• [AIM]: Repeat each entry in full, exactly.

Stored data
────────────────────

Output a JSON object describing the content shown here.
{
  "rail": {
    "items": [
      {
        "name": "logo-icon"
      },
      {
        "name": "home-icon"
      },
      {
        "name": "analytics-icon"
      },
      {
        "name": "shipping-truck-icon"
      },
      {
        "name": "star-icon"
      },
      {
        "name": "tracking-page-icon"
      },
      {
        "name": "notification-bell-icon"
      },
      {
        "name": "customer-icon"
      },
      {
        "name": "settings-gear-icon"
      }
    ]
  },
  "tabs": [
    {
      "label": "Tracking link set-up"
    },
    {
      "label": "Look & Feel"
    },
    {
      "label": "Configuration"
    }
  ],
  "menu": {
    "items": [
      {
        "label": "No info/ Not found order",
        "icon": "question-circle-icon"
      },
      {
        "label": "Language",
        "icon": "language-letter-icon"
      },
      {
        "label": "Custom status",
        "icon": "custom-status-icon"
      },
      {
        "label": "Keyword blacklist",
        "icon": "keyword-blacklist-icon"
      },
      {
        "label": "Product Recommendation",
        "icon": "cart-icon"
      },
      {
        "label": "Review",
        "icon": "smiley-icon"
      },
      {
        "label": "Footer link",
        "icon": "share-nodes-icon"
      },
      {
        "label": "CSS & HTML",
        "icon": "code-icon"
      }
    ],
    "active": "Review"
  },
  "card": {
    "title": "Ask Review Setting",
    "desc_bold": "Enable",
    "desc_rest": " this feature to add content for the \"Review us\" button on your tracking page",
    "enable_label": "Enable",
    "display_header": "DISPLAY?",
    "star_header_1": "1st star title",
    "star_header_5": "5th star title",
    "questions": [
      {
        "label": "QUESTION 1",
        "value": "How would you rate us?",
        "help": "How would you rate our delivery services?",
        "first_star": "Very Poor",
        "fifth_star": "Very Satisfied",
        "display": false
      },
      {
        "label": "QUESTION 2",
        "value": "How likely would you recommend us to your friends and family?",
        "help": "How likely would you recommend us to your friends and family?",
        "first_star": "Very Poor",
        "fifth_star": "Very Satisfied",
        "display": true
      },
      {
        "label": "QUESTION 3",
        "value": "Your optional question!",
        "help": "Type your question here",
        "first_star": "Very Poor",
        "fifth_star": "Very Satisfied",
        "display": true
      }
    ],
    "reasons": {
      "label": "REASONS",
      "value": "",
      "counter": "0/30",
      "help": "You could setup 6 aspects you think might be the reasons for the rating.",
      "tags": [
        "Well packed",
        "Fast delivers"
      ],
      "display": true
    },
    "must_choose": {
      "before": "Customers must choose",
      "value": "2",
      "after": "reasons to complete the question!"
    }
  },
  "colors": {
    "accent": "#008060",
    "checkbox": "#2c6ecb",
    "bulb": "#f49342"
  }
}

────────────────────

• [FINISHED TASK]:
Output a JSON object describing the content shown here.
{
  "rail": {
    "items": [
      {
        "name": "logo-icon"
      },
      {
        "name": "home-icon"
      },
      {
        "name": "analytics-icon"
      },
      {
        "name": "shipping-truck-icon"
      },
      {
        "name": "star-icon"
      },
      {
        "name": "tracking-page-icon"
      },
      {
        "name": "notification-bell-icon"
      },
      {
        "name": "customer-icon"
      },
      {
        "name": "settings-gear-icon"
      }
    ]
  },
  "tabs": [
    {
      "label": "Tracking link set-up"
    },
    {
      "label": "Look & Feel"
    },
    {
      "label": "Configuration"
    }
  ],
  "menu": {
    "items": [
      {
        "label": "No info/ Not found order",
        "icon": "question-circle-icon"
      },
      {
        "label": "Language",
        "icon": "language-letter-icon"
      },
      {
        "label": "Custom status",
        "icon": "custom-status-icon"
      },
      {
        "label": "Keyword blacklist",
        "icon": "keyword-blacklist-icon"
      },
      {
        "label": "Product Recommendation",
        "icon": "cart-icon"
      },
      {
        "label": "Review",
        "icon": "smiley-icon"
      },
      {
        "label": "Footer link",
        "icon": "share-nodes-icon"
      },
      {
        "label": "CSS & HTML",
        "icon": "code-icon"
      }
    ],
    "active": "Review"
  },
  "card": {
    "title": "Ask Review Setting",
    "desc_bold": "Enable",
    "desc_rest": " this feature to add content for the \"Review us\" button on your tracking page",
    "enable_label": "Enable",
    "display_header": "DISPLAY?",
    "star_header_1": "1st star title",
    "star_header_5": "5th star title",
    "questions": [
      {
        "label": "QUESTION 1",
        "value": "How would you rate us?",
        "help": "How would you rate our delivery services?",
        "first_star": "Very Poor",
        "fifth_star": "Very Satisfied",
        "display": false
      },
      {
        "label": "QUESTION 2",
        "value": "How likely would you recommend us to your friends and family?",
        "help": "How likely would you recommend us to your friends and family?",
        "first_star": "Very Poor",
        "fifth_star": "Very Satisfied",
        "display": true
      },
      {
        "label": "QUESTION 3",
        "value": "Your optional question!",
        "help": "Type your question here",
        "first_star": "Very Poor",
        "fifth_star": "Very Satisfied",
        "display": true
      }
    ],
    "reasons": {
      "label": "REASONS",
      "value": "",
      "counter": "0/30",
      "help": "You could setup 6 aspects you think might be the reasons for the rating.",
      "tags": [
        "Well packed",
        "Fast delivers"
      ],
      "display": true
    },
    "must_choose": {
      "before": "Customers must choose",
      "value": "2",
      "after": "reasons to complete the question!"
    }
  },
  "colors": {
    "accent": "#008060",
    "checkbox": "#2c6ecb",
    "bulb": "#f49342"
  }
}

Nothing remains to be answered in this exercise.